> [OBJECTIVE] The line that contains "Convert this document image to plain text." and every line after it, down to the last one, must be restated word for word, with no pictures.

> [Dataset items]
-- BEGIN --
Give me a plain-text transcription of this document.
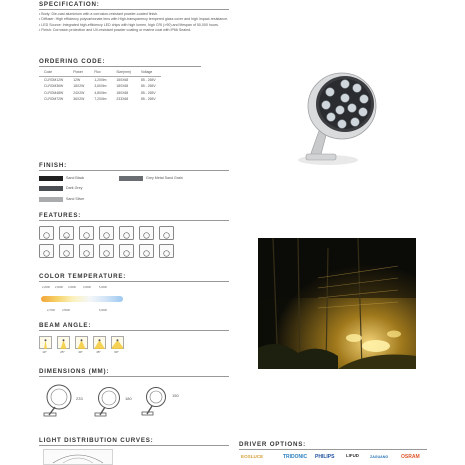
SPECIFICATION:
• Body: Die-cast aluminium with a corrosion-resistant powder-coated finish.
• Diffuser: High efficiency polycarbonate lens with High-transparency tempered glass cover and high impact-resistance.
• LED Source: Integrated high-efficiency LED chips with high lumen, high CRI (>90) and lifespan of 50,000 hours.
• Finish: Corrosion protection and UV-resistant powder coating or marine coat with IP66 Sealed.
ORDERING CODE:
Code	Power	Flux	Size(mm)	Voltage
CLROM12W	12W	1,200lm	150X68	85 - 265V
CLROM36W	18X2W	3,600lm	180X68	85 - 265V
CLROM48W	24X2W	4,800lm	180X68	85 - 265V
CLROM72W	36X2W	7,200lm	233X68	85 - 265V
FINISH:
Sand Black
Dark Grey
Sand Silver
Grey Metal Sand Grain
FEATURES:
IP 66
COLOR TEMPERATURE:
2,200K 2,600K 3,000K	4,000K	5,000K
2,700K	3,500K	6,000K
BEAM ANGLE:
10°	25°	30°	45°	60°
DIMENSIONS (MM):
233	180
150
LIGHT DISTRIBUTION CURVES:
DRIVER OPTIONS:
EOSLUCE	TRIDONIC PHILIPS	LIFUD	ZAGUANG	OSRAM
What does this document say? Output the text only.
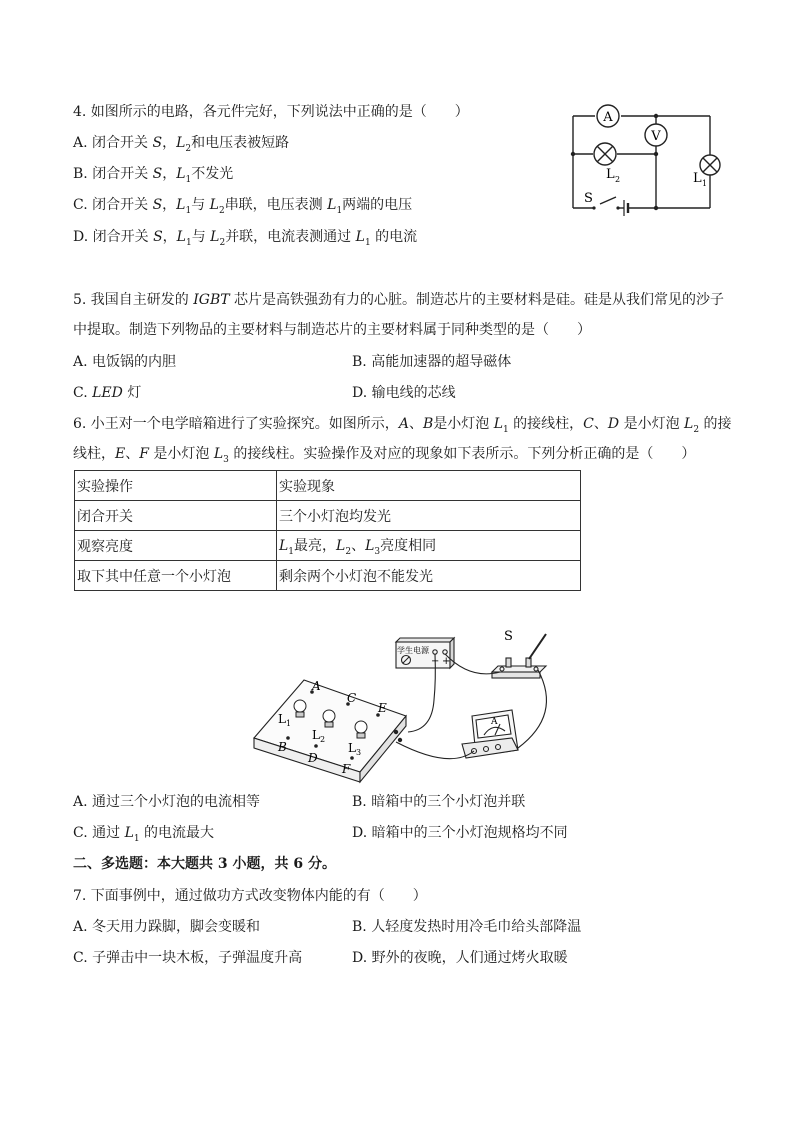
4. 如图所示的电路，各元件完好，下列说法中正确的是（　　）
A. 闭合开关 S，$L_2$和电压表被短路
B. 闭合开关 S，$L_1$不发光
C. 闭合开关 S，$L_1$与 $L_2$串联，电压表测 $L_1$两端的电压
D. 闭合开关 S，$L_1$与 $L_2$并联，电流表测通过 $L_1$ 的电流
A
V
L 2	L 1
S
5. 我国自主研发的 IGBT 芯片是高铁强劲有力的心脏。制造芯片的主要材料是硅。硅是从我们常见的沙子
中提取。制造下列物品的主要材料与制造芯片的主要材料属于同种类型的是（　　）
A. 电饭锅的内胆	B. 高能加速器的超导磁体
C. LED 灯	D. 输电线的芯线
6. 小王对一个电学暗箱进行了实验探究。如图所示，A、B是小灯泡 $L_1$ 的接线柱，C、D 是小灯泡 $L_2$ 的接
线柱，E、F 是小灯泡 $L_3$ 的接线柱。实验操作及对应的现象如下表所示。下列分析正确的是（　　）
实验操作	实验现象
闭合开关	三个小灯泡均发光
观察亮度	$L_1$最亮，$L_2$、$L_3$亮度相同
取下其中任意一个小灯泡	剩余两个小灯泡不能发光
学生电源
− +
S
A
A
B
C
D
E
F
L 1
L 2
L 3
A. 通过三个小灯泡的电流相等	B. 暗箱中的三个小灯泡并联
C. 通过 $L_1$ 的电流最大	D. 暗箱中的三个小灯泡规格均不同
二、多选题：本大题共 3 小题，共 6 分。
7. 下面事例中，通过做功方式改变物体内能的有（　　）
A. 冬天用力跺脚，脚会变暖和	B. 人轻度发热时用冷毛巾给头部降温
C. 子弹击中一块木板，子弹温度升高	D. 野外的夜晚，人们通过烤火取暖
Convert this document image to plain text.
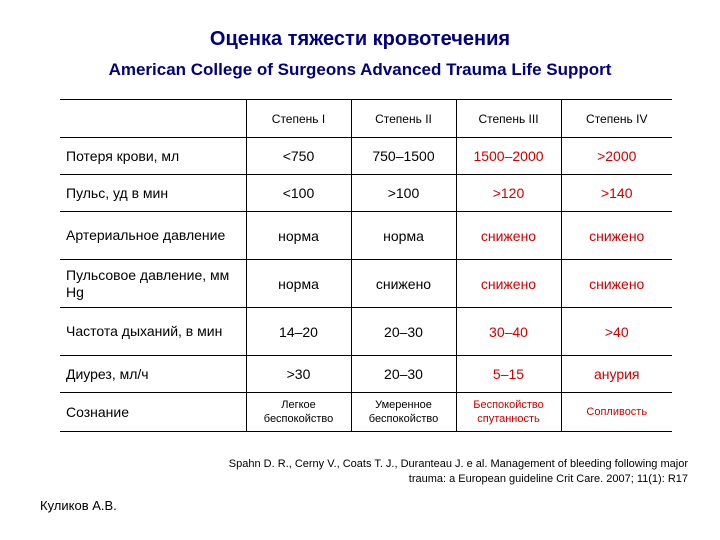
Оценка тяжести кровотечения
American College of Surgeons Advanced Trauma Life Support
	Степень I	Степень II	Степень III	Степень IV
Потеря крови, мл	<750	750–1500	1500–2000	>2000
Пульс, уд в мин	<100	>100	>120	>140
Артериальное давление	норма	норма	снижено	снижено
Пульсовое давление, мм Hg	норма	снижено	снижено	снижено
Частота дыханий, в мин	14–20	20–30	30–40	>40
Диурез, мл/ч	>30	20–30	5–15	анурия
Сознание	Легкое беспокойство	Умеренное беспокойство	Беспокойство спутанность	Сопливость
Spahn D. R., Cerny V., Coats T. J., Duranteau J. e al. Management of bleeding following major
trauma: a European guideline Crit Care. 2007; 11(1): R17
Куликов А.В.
-- END --
> [SOLUTION TO THE PROBLEM]
Convert this document image to plain text.
Оценка тяжести кровотечения
American College of Surgeons Advanced Trauma Life Support
	Степень I	Степень II	Степень III	Степень IV
Потеря крови, мл	<750	750–1500	1500–2000	>2000
Пульс, уд в мин	<100	>100	>120	>140
Артериальное давление	норма	норма	снижено	снижено
Пульсовое давление, мм Hg	норма	снижено	снижено	снижено
Частота дыханий, в мин	14–20	20–30	30–40	>40
Диурез, мл/ч	>30	20–30	5–15	анурия
Сознание	Легкое беспокойство	Умеренное беспокойство	Беспокойство спутанность	Сопливость
Spahn D. R., Cerny V., Coats T. J., Duranteau J. e al. Management of bleeding following major
trauma: a European guideline Crit Care. 2007; 11(1): R17
Куликов А.В.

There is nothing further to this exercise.